Text extract
---*---

From: Geliang Tang <geliang@kernel.org>
To: Andrii Nakryiko <andrii.nakryiko@gmail.com>,
Martin KaFai Lau <martin.lau@linux.dev>
Cc: mptcp@lists.linux.dev, Geliang Tang <tanggeliang@kylinos.cn>,
Martin KaFai Lau <martin.lau@kernel.org>,
bpf <bpf@vger.kernel.org>
Subject: Re: [PATCH mptcp-next 1/4] bpf: Add mptcp_subflow bpf_iter
Date: Mon, 09 Sep 2024 09:12:17 +0800 [thread overview]
Message-ID: <f1f65fe4b2dc5503026f852198d3345272183d86.camel@kernel.org> (raw)

---*---

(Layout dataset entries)
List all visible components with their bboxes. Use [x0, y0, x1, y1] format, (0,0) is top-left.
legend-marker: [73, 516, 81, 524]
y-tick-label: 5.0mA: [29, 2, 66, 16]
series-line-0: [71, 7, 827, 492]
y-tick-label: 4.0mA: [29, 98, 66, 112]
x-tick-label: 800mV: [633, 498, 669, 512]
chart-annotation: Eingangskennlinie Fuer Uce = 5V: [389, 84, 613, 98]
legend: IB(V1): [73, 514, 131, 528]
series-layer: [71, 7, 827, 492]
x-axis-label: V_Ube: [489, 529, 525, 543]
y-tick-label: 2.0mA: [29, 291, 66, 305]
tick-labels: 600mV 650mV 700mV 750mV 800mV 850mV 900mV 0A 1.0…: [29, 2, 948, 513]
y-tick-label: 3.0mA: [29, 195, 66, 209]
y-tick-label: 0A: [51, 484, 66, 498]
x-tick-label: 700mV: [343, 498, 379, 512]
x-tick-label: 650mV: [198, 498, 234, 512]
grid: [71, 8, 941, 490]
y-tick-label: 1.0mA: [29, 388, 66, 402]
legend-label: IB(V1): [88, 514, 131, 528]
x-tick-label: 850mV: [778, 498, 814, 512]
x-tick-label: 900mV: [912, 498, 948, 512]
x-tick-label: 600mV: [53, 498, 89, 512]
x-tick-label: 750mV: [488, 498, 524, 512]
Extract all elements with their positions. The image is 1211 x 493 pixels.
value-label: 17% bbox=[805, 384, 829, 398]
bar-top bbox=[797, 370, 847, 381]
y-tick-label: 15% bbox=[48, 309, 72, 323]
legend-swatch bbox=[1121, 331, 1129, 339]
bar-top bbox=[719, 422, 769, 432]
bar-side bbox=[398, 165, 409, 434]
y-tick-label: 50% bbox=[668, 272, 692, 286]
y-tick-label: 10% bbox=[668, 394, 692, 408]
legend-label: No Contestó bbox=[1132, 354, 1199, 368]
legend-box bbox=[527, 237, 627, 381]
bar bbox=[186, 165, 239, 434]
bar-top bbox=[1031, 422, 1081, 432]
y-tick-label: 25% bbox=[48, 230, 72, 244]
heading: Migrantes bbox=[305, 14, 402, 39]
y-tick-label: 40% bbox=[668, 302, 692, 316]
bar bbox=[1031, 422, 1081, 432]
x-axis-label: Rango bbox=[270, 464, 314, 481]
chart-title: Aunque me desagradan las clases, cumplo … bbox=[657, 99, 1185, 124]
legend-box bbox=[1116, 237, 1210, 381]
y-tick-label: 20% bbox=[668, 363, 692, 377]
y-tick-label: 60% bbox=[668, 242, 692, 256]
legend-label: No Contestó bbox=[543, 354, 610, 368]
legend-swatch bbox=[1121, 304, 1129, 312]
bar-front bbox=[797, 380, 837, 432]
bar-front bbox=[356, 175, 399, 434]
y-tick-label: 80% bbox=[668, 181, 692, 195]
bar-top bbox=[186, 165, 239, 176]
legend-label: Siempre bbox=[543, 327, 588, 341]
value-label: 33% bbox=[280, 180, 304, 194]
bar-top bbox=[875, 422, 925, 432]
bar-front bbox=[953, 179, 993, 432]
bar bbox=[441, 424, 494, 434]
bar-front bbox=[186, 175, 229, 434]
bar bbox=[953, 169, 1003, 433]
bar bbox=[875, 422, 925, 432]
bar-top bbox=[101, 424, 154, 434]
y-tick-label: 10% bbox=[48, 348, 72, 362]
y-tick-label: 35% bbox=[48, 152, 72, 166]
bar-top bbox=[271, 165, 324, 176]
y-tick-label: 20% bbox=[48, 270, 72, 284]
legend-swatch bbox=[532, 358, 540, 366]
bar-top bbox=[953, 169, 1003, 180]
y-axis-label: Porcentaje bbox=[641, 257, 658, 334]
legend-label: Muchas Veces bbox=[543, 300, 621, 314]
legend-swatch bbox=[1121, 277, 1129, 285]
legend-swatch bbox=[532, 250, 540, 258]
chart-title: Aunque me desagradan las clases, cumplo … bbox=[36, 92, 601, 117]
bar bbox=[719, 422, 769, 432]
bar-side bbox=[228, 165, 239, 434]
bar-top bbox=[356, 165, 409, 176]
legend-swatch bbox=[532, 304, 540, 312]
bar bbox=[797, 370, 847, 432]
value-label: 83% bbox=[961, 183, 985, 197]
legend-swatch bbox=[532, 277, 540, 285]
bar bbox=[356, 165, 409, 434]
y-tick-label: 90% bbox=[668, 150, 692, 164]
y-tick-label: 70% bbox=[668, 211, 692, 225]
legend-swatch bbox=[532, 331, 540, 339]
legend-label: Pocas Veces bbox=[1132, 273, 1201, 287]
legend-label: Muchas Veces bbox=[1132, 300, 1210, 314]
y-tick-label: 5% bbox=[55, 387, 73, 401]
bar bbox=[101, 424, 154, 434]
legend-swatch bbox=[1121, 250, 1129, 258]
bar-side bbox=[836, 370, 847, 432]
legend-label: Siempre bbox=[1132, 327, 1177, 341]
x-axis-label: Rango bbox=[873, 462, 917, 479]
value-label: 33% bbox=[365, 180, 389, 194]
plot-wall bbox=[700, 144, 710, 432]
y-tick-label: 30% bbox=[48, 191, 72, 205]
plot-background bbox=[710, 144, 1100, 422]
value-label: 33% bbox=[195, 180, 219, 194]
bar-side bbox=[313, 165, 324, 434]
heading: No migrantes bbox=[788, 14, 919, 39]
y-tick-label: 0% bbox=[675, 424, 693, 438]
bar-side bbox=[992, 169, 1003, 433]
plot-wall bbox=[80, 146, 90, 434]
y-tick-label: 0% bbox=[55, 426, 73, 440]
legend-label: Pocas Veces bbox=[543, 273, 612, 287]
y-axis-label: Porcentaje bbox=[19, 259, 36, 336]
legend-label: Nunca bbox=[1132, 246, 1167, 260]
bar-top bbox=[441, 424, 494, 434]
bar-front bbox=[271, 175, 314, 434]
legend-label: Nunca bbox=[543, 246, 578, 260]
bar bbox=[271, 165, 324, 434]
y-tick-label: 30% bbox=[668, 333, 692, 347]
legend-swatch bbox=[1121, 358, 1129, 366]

---*---

Stated exercise A
In the email header, which patch does the subject line say this message replies to?
Stated exercise B
Render everything from the start of the entries down to the line containing "chart-annotation: Eingangskennlinie Fuer" as a JSON list of strings, one string per line, leaving out blank lines.
The email header and the entries have no connection to each other.

Complete response A
It replies to "[PATCH mptcp-next 1/4] bpf: Add mptcp_subflow bpf_iter".

Complete response B
[
  "List all visible components with their bboxes. Use [x0, y0, x1, y1] format, (0,0) is top-left.",
  "legend-marker: [73, 516, 81, 524]",
  "y-tick-label: 5.0mA: [29, 2, 66, 16]",
  "series-line-0: [71, 7, 827, 492]",
  "y-tick-label: 4.0mA: [29, 98, 66, 112]",
  "x-tick-label: 800mV: [633, 498, 669, 512]",
  "chart-annotation: Eingangskennlinie Fuer Uce = 5V: [389, 84, 613, 98]"
]